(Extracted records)

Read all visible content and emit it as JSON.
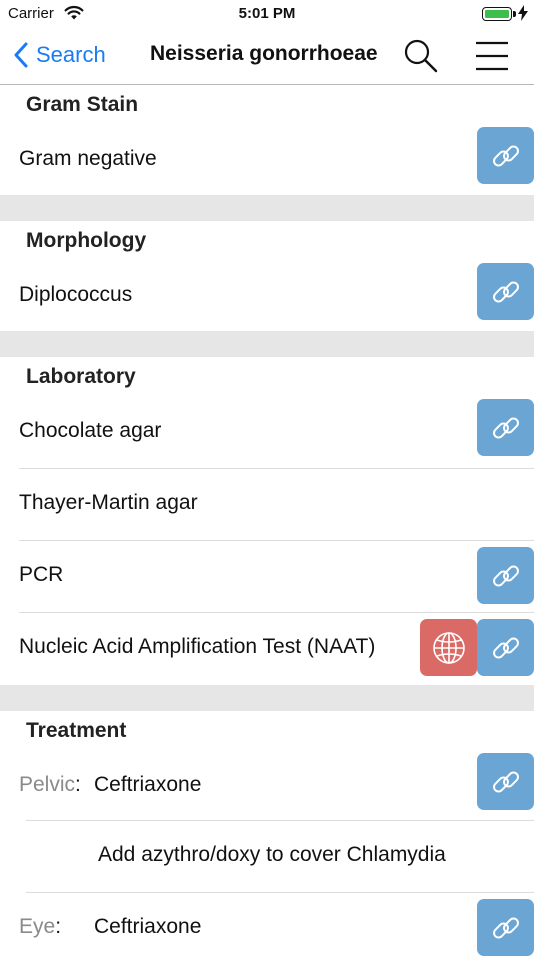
{
  "status_bar": {
    "carrier": "Carrier",
    "time": "5:01 PM"
  },
  "nav": {
    "back_label": "Search",
    "title": "Neisseria gonorrhoeae"
  },
  "colors": {
    "accent": "#1a7cf5",
    "link_button": "#6aa5d4",
    "globe_button": "#d96a66",
    "separator_band": "#e6e6e6"
  },
  "sections": {
    "gram_stain": {
      "title": "Gram Stain",
      "items": [
        "Gram negative"
      ]
    },
    "morphology": {
      "title": "Morphology",
      "items": [
        "Diplococcus"
      ]
    },
    "laboratory": {
      "title": "Laboratory",
      "items": [
        "Chocolate agar",
        "Thayer-Martin agar",
        "PCR",
        "Nucleic Acid Amplification Test (NAAT)"
      ]
    },
    "treatment": {
      "title": "Treatment",
      "rows": [
        {
          "prefix": "Pelvic",
          "sep": ":",
          "value": "Ceftriaxone"
        },
        {
          "note": "Add azythro/doxy to cover Chlamydia"
        },
        {
          "prefix": "Eye",
          "sep": ":",
          "value": "Ceftriaxone"
        }
      ]
    }
  },
  "icons": {
    "link": "link-icon",
    "globe": "globe-icon",
    "search": "search-icon",
    "menu": "hamburger-menu-icon",
    "back": "chevron-left-icon"
  }
}
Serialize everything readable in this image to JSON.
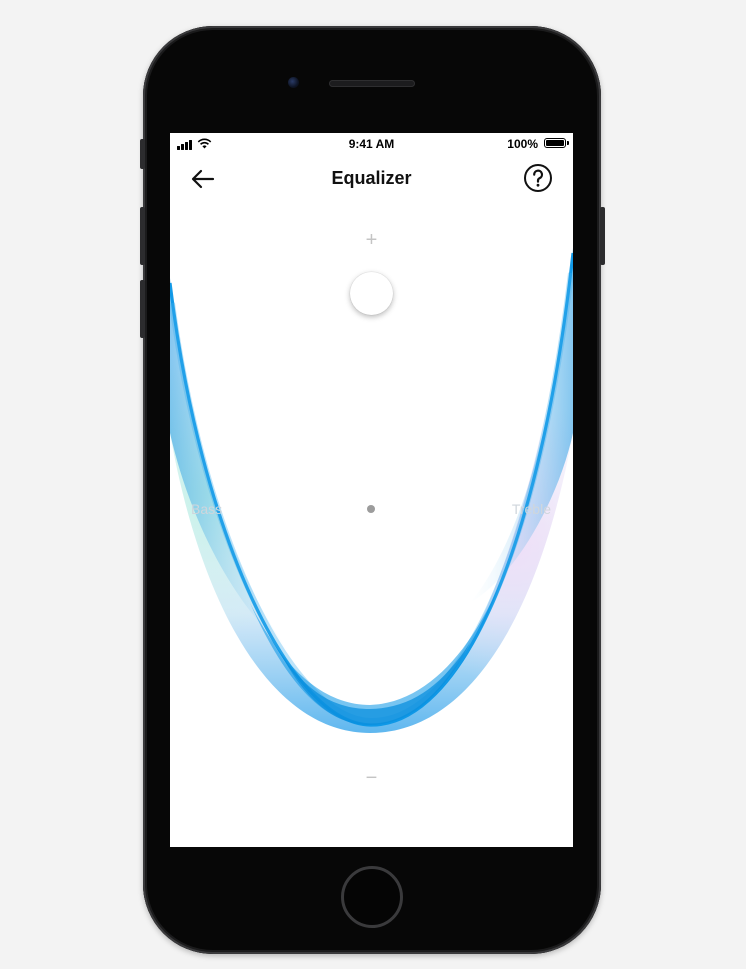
{
  "status_bar": {
    "time": "9:41 AM",
    "battery_percent": "100%",
    "signal_icon": "cellular-signal-icon",
    "wifi_icon": "wifi-icon",
    "battery_icon": "battery-full-icon"
  },
  "nav": {
    "title": "Equalizer",
    "back_icon": "arrow-left-icon",
    "help_icon": "question-circle-icon"
  },
  "equalizer": {
    "increase_label": "+",
    "decrease_label": "−",
    "bass_label": "Bass",
    "treble_label": "Treble",
    "curve_colors": {
      "primary": "#0a96e6",
      "accent_left": "#9ee6d8",
      "accent_right": "#e9d6f4"
    }
  }
}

> [GIVEN REQUEST]
Each entry should be repeated exactly as it appears; the pictures stay out.

> [COMPLETED TASK]
Read all visible content and emit it as JSON.
{
  "status_bar": {
    "carrier": "Carrier",
    "time": "5:01 PM"
  },
  "nav": {
    "back_label": "Search",
    "title": "Neisseria gonorrhoeae"
  },
  "colors": {
    "accent": "#1a7cf5",
    "link_button": "#6aa5d4",
    "globe_button": "#d96a66",
    "separator_band": "#e6e6e6"
  },
  "sections": {
    "gram_stain": {
      "title": "Gram Stain",
      "items": [
        "Gram negative"
      ]
    },
    "morphology": {
      "title": "Morphology",
      "items": [
        "Diplococcus"
      ]
    },
    "laboratory": {
      "title": "Laboratory",
      "items": [
        "Chocolate agar",
        "Thayer-Martin agar",
        "PCR",
        "Nucleic Acid Amplification Test (NAAT)"
      ]
    },
    "treatment": {
      "title": "Treatment",
      "rows": [
        {
          "prefix": "Pelvic",
          "sep": ":",
          "value": "Ceftriaxone"
        },
        {
          "note": "Add azythro/doxy to cover Chlamydia"
        },
        {
          "prefix": "Eye",
          "sep": ":",
          "value": "Ceftriaxone"
        }
      ]
    }
  },
  "icons": {
    "link": "link-icon",
    "globe": "globe-icon",
    "search": "search-icon",
    "menu": "hamburger-menu-icon",
    "back": "chevron-left-icon"
  }
}
Serialize everything readable in this image to JSON.
{
  "status_bar": {
    "time": "9:41 AM",
    "battery_percent": "100%",
    "signal_icon": "cellular-signal-icon",
    "wifi_icon": "wifi-icon",
    "battery_icon": "battery-full-icon"
  },
  "nav": {
    "title": "Equalizer",
    "back_icon": "arrow-left-icon",
    "help_icon": "question-circle-icon"
  },
  "equalizer": {
    "increase_label": "+",
    "decrease_label": "−",
    "bass_label": "Bass",
    "treble_label": "Treble",
    "curve_colors": {
      "primary": "#0a96e6",
      "accent_left": "#9ee6d8",
      "accent_right": "#e9d6f4"
    }
  }
}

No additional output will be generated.